WHAT YOU NEED TO DO. Scan the lines below; pull out those with "happens".

Data records.
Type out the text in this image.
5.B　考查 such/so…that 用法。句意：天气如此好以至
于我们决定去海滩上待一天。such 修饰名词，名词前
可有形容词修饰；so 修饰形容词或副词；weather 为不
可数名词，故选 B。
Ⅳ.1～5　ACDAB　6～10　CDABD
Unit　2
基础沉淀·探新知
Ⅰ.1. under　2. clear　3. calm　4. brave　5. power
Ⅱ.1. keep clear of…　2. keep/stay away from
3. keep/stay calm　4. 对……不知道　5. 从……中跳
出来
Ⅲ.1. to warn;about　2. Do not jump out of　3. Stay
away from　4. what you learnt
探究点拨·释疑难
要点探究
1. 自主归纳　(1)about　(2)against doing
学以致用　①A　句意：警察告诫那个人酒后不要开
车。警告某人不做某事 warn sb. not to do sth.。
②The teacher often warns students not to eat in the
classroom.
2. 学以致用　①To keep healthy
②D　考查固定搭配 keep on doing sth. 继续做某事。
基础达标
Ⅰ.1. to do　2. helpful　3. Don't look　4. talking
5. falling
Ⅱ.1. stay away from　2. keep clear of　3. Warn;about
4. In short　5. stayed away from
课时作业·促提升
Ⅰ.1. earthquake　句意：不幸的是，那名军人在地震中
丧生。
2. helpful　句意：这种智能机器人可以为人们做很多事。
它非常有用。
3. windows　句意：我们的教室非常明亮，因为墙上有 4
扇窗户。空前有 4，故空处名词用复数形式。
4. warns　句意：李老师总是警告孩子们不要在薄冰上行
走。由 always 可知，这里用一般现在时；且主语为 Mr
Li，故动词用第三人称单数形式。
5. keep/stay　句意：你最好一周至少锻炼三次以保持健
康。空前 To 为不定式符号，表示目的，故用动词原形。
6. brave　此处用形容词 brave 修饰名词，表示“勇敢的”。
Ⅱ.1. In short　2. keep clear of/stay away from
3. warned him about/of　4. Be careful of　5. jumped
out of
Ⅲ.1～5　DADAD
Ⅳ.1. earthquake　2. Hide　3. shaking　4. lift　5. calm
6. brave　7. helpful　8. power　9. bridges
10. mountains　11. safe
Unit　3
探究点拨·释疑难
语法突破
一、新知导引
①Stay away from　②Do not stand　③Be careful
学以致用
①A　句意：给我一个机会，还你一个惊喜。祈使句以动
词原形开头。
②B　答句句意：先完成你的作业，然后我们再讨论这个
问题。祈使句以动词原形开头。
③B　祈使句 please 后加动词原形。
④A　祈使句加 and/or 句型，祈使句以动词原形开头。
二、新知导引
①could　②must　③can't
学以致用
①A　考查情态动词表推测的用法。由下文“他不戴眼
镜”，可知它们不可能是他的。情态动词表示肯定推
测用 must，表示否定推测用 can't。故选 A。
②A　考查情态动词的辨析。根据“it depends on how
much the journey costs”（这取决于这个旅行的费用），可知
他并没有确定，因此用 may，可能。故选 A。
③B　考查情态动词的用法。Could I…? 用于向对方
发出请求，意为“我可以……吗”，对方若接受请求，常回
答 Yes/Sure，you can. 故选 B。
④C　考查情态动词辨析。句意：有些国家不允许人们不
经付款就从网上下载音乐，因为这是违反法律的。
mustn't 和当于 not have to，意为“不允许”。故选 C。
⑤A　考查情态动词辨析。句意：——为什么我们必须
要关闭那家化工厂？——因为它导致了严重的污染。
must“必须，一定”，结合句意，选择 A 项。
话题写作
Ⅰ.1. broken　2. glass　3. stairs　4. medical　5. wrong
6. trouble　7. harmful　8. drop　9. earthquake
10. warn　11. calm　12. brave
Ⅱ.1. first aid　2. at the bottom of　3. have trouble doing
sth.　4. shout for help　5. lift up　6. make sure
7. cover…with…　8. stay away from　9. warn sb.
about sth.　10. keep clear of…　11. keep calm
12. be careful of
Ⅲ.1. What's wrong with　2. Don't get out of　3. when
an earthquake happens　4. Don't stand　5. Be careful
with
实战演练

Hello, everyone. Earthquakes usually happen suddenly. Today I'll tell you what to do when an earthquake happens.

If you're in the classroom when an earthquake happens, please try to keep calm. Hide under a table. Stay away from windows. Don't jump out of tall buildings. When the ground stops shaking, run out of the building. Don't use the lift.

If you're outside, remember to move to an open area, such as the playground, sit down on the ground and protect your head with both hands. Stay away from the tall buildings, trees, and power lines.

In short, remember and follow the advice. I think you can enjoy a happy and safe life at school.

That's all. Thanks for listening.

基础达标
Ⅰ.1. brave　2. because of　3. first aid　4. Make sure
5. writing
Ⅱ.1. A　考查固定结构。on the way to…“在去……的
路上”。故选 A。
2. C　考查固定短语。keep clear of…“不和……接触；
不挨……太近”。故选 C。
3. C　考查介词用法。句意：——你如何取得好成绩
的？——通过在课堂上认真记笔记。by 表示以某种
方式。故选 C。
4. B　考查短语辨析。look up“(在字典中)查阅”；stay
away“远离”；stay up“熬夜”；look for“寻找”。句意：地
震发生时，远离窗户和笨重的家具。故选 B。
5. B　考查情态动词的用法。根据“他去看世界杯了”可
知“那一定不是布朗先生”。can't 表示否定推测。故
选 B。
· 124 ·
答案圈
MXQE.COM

EXPECTED OUTPUT.
an earthquake happens　4. Don't stand　5. Be careful
Hello, everyone. Earthquakes usually happen suddenly. Today I'll tell you what to do when an earthquake happens.
If you're in the classroom when an earthquake happens, please try to keep calm. Hide under a table. Stay away from windows. Don't jump out of tall buildings. When the ground stops shaking, run out of the building. Don't use the lift.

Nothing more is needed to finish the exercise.